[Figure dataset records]
+ + + + +

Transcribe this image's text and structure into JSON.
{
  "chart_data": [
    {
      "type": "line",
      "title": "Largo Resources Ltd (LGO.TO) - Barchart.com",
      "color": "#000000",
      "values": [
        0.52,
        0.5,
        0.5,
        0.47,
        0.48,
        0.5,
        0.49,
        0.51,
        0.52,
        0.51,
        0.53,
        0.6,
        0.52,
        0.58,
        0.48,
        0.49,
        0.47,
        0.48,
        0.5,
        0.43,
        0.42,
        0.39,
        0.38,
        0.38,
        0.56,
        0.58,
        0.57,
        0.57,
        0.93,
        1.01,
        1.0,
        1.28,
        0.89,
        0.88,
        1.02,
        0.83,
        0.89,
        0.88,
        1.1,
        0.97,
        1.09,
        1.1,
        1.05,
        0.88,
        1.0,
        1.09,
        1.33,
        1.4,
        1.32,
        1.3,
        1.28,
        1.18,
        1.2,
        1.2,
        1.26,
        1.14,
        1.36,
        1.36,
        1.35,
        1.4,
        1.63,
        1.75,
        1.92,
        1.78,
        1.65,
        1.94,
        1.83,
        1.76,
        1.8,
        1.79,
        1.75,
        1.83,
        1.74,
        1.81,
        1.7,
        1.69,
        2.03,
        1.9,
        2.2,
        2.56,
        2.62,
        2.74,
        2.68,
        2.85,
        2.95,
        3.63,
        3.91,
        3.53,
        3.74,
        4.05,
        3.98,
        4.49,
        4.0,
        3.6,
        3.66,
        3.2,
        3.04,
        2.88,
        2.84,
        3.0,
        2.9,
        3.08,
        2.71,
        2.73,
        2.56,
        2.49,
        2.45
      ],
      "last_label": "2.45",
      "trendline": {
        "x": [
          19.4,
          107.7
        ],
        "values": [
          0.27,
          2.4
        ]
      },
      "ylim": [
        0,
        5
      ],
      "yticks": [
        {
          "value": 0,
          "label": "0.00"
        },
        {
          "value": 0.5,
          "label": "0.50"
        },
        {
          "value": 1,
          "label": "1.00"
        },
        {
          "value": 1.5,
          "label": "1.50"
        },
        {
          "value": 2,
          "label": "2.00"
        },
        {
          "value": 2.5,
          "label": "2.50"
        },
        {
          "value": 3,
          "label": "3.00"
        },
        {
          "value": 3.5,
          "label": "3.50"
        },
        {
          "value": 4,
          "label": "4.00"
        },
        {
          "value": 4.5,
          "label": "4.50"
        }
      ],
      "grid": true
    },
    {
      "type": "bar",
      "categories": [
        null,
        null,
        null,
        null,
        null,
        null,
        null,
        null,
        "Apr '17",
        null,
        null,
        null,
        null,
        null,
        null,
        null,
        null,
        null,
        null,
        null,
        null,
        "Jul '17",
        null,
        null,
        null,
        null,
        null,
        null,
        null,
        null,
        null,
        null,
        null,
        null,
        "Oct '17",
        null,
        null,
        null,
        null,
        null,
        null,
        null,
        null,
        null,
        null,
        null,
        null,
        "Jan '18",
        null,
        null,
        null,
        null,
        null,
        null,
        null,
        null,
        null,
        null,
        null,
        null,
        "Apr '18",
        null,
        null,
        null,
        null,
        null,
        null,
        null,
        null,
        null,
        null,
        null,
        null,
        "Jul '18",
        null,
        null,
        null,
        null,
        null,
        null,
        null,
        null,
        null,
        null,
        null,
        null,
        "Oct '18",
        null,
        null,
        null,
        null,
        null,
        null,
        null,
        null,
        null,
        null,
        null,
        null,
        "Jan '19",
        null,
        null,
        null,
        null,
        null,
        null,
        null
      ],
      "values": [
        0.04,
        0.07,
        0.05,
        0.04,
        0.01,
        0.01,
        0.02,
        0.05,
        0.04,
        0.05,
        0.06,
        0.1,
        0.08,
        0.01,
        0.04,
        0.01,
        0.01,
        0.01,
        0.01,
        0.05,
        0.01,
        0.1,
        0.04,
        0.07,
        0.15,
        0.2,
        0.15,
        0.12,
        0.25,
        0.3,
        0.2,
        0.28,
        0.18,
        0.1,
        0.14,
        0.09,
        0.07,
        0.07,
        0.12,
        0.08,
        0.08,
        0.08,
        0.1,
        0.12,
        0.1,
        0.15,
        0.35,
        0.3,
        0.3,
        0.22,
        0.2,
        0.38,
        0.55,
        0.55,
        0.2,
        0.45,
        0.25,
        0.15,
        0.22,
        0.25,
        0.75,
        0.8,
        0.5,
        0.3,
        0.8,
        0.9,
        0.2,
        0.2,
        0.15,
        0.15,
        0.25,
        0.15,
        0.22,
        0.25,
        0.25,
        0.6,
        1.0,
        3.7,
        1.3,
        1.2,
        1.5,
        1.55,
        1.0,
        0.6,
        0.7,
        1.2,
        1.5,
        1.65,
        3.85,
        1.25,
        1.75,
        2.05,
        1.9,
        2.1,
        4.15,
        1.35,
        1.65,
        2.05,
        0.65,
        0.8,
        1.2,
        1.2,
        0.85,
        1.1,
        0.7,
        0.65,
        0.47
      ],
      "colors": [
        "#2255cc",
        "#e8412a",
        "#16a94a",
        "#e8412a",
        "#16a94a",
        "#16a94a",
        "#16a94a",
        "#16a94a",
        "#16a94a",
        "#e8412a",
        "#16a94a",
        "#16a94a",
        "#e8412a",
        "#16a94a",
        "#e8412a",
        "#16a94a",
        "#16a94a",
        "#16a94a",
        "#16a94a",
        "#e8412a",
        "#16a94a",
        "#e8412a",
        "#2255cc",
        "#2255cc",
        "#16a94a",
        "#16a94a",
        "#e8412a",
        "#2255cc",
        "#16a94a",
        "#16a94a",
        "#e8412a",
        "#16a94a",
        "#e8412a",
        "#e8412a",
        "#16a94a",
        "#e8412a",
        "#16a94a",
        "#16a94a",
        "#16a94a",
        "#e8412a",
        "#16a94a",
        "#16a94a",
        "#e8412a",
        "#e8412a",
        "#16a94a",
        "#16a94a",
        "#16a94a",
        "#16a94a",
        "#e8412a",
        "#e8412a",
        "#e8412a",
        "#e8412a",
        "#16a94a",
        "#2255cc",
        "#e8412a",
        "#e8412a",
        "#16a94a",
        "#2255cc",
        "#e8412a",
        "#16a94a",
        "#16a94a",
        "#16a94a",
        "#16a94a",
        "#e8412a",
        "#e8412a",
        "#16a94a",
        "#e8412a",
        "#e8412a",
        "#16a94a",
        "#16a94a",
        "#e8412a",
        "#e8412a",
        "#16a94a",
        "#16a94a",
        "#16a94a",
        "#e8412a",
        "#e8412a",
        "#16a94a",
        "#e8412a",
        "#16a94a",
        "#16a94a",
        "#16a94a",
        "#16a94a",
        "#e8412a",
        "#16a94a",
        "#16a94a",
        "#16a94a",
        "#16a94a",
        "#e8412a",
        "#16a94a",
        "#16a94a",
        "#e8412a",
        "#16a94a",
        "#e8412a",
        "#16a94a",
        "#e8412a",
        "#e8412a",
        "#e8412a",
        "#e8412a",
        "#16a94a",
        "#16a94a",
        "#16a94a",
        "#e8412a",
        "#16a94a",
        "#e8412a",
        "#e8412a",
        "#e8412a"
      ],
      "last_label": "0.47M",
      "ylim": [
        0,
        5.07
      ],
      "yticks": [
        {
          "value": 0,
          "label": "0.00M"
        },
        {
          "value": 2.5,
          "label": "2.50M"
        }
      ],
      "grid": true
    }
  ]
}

+ + + + +

**The exercise**
Print out the whole listing exactly as it appears.

**Worked solution**
Transcribe this image's text and structure into JSON.
{
  "chart_data": [
    {
      "type": "line",
      "title": "Largo Resources Ltd (LGO.TO) - Barchart.com",
      "color": "#000000",
      "values": [
        0.52,
        0.5,
        0.5,
        0.47,
        0.48,
        0.5,
        0.49,
        0.51,
        0.52,
        0.51,
        0.53,
        0.6,
        0.52,
        0.58,
        0.48,
        0.49,
        0.47,
        0.48,
        0.5,
        0.43,
        0.42,
        0.39,
        0.38,
        0.38,
        0.56,
        0.58,
        0.57,
        0.57,
        0.93,
        1.01,
        1.0,
        1.28,
        0.89,
        0.88,
        1.02,
        0.83,
        0.89,
        0.88,
        1.1,
        0.97,
        1.09,
        1.1,
        1.05,
        0.88,
        1.0,
        1.09,
        1.33,
        1.4,
        1.32,
        1.3,
        1.28,
        1.18,
        1.2,
        1.2,
        1.26,
        1.14,
        1.36,
        1.36,
        1.35,
        1.4,
        1.63,
        1.75,
        1.92,
        1.78,
        1.65,
        1.94,
        1.83,
        1.76,
        1.8,
        1.79,
        1.75,
        1.83,
        1.74,
        1.81,
        1.7,
        1.69,
        2.03,
        1.9,
        2.2,
        2.56,
        2.62,
        2.74,
        2.68,
        2.85,
        2.95,
        3.63,
        3.91,
        3.53,
        3.74,
        4.05,
        3.98,
        4.49,
        4.0,
        3.6,
        3.66,
        3.2,
        3.04,
        2.88,
        2.84,
        3.0,
        2.9,
        3.08,
        2.71,
        2.73,
        2.56,
        2.49,
        2.45
      ],
      "last_label": "2.45",
      "trendline": {
        "x": [
          19.4,
          107.7
        ],
        "values": [
          0.27,
          2.4
        ]
      },
      "ylim": [
        0,
        5
      ],
      "yticks": [
        {
          "value": 0,
          "label": "0.00"
        },
        {
          "value": 0.5,
          "label": "0.50"
        },
        {
          "value": 1,
          "label": "1.00"
        },
        {
          "value": 1.5,
          "label": "1.50"
        },
        {
          "value": 2,
          "label": "2.00"
        },
        {
          "value": 2.5,
          "label": "2.50"
        },
        {
          "value": 3,
          "label": "3.00"
        },
        {
          "value": 3.5,
          "label": "3.50"
        },
        {
          "value": 4,
          "label": "4.00"
        },
        {
          "value": 4.5,
          "label": "4.50"
        }
      ],
      "grid": true
    },
    {
      "type": "bar",
      "categories": [
        null,
        null,
        null,
        null,
        null,
        null,
        null,
        null,
        "Apr '17",
        null,
        null,
        null,
        null,
        null,
        null,
        null,
        null,
        null,
        null,
        null,
        null,
        "Jul '17",
        null,
        null,
        null,
        null,
        null,
        null,
        null,
        null,
        null,
        null,
        null,
        null,
        "Oct '17",
        null,
        null,
        null,
        null,
        null,
        null,
        null,
        null,
        null,
        null,
        null,
        null,
        "Jan '18",
        null,
        null,
        null,
        null,
        null,
        null,
        null,
        null,
        null,
        null,
        null,
        null,
        "Apr '18",
        null,
        null,
        null,
        null,
        null,
        null,
        null,
        null,
        null,
        null,
        null,
        null,
        "Jul '18",
        null,
        null,
        null,
        null,
        null,
        null,
        null,
        null,
        null,
        null,
        null,
        null,
        "Oct '18",
        null,
        null,
        null,
        null,
        null,
        null,
        null,
        null,
        null,
        null,
        null,
        null,
        "Jan '19",
        null,
        null,
        null,
        null,
        null,
        null,
        null
      ],
      "values": [
        0.04,
        0.07,
        0.05,
        0.04,
        0.01,
        0.01,
        0.02,
        0.05,
        0.04,
        0.05,
        0.06,
        0.1,
        0.08,
        0.01,
        0.04,
        0.01,
        0.01,
        0.01,
        0.01,
        0.05,
        0.01,
        0.1,
        0.04,
        0.07,
        0.15,
        0.2,
        0.15,
        0.12,
        0.25,
        0.3,
        0.2,
        0.28,
        0.18,
        0.1,
        0.14,
        0.09,
        0.07,
        0.07,
        0.12,
        0.08,
        0.08,
        0.08,
        0.1,
        0.12,
        0.1,
        0.15,
        0.35,
        0.3,
        0.3,
        0.22,
        0.2,
        0.38,
        0.55,
        0.55,
        0.2,
        0.45,
        0.25,
        0.15,
        0.22,
        0.25,
        0.75,
        0.8,
        0.5,
        0.3,
        0.8,
        0.9,
        0.2,
        0.2,
        0.15,
        0.15,
        0.25,
        0.15,
        0.22,
        0.25,
        0.25,
        0.6,
        1.0,
        3.7,
        1.3,
        1.2,
        1.5,
        1.55,
        1.0,
        0.6,
        0.7,
        1.2,
        1.5,
        1.65,
        3.85,
        1.25,
        1.75,
        2.05,
        1.9,
        2.1,
        4.15,
        1.35,
        1.65,
        2.05,
        0.65,
        0.8,
        1.2,
        1.2,
        0.85,
        1.1,
        0.7,
        0.65,
        0.47
      ],
      "colors": [
        "#2255cc",
        "#e8412a",
        "#16a94a",
        "#e8412a",
        "#16a94a",
        "#16a94a",
        "#16a94a",
        "#16a94a",
        "#16a94a",
        "#e8412a",
        "#16a94a",
        "#16a94a",
        "#e8412a",
        "#16a94a",
        "#e8412a",
        "#16a94a",
        "#16a94a",
        "#16a94a",
        "#16a94a",
        "#e8412a",
        "#16a94a",
        "#e8412a",
        "#2255cc",
        "#2255cc",
        "#16a94a",
        "#16a94a",
        "#e8412a",
        "#2255cc",
        "#16a94a",
        "#16a94a",
        "#e8412a",
        "#16a94a",
        "#e8412a",
        "#e8412a",
        "#16a94a",
        "#e8412a",
        "#16a94a",
        "#16a94a",
        "#16a94a",
        "#e8412a",
        "#16a94a",
        "#16a94a",
        "#e8412a",
        "#e8412a",
        "#16a94a",
        "#16a94a",
        "#16a94a",
        "#16a94a",
        "#e8412a",
        "#e8412a",
        "#e8412a",
        "#e8412a",
        "#16a94a",
        "#2255cc",
        "#e8412a",
        "#e8412a",
        "#16a94a",
        "#2255cc",
        "#e8412a",
        "#16a94a",
        "#16a94a",
        "#16a94a",
        "#16a94a",
        "#e8412a",
        "#e8412a",
        "#16a94a",
        "#e8412a",
        "#e8412a",
        "#16a94a",
        "#16a94a",
        "#e8412a",
        "#e8412a",
        "#16a94a",
        "#16a94a",
        "#16a94a",
        "#e8412a",
        "#e8412a",
        "#16a94a",
        "#e8412a",
        "#16a94a",
        "#16a94a",
        "#16a94a",
        "#16a94a",
        "#e8412a",
        "#16a94a",
        "#16a94a",
        "#16a94a",
        "#16a94a",
        "#e8412a",
        "#16a94a",
        "#16a94a",
        "#e8412a",
        "#16a94a",
        "#e8412a",
        "#16a94a",
        "#e8412a",
        "#e8412a",
        "#e8412a",
        "#e8412a",
        "#16a94a",
        "#16a94a",
        "#16a94a",
        "#e8412a",
        "#16a94a",
        "#e8412a",
        "#e8412a",
        "#e8412a"
      ],
      "last_label": "0.47M",
      "ylim": [
        0,
        5.07
      ],
      "yticks": [
        {
          "value": 0,
          "label": "0.00M"
        },
        {
          "value": 2.5,
          "label": "2.50M"
        }
      ],
      "grid": true
    }
  ]
}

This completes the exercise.